Passage given:
Market Failure Flashcards
Describe the types of market failure
- Externalities: An externality is the cost or benefit a third party recieves from an economic transaction outside of the market mechanism
- Under provision of public goods: Public goods are non-excludable and non-rival, and they are under provided in a free market because of the free rider problem
- Information gaps: it is assumed that consumers and producers have perfect information when making economic decisions.
What can externalities cause
- Private costs: costs to the economic agents involved directly in the economic transaction, producers are concerned with private costs of production
- Social costs: Private costs plus external costs
- Private benefit: Consumers are concerned with the private benefit derived from the consumption of a good
Social benefit: Private benefits plus external benefits
State and explain government policies for negative externalities
- Indirect taxes: this is used to reduce the quantity of demerit goods consumed as it increases the price of the good.

Source material:

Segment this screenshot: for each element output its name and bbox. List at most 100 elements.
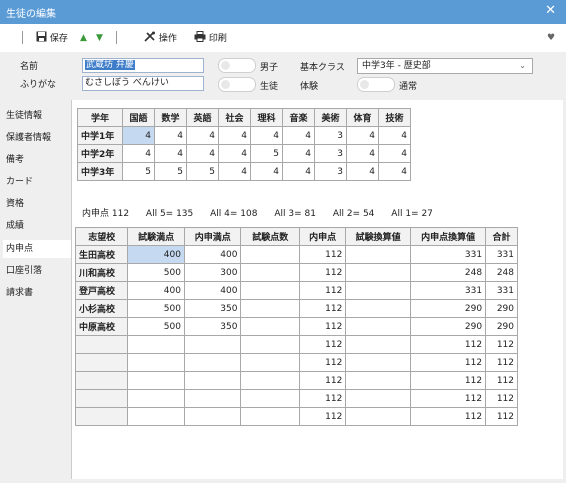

Written task A:
Decide whether each statement agrees with the market failure flashcards. For each one, answer yes or no and quote the exact words from the flashcards that settle it. (i) Public goods are described as non-excludable and non-rival. (ii) Social costs are defined as private costs minus external costs. (iii) Indirect taxes are said to lower the price of demerit goods.
Written task B:
Rewrite the market failure flashcards from "What can externalities" up to and including "of the good.", replacing "demerit goods" with "harmful goods".
Written task C:
Translate this sentence from the market failure flashcards into Spanish: "Information gaps: it is assumed that consumers and producers have perfect information when making economic decisions."

Problem solution A:
(i) Yes: "Public goods are non-excludable and non-rival"
(ii) No: "Social costs: Private costs plus external costs"
(iii) No: "as it increases the price of the good."

Problem solution B:
What can externalities cause
- Private costs: costs to the economic agents involved directly in the economic transaction, producers are concerned with private costs of production
- Social costs: Private costs plus external costs
- Private benefit: Consumers are concerned with the private benefit derived from the consumption of a good
Social benefit: Private benefits plus external benefits
State and explain government policies for negative externalities
- Indirect taxes: this is used to reduce the quantity of harmful goods consumed as it increases the price of the good.

Problem solution C:
Brechas de información: se supone que los consumidores y los productores tienen información perfecta al tomar decisiones económicas.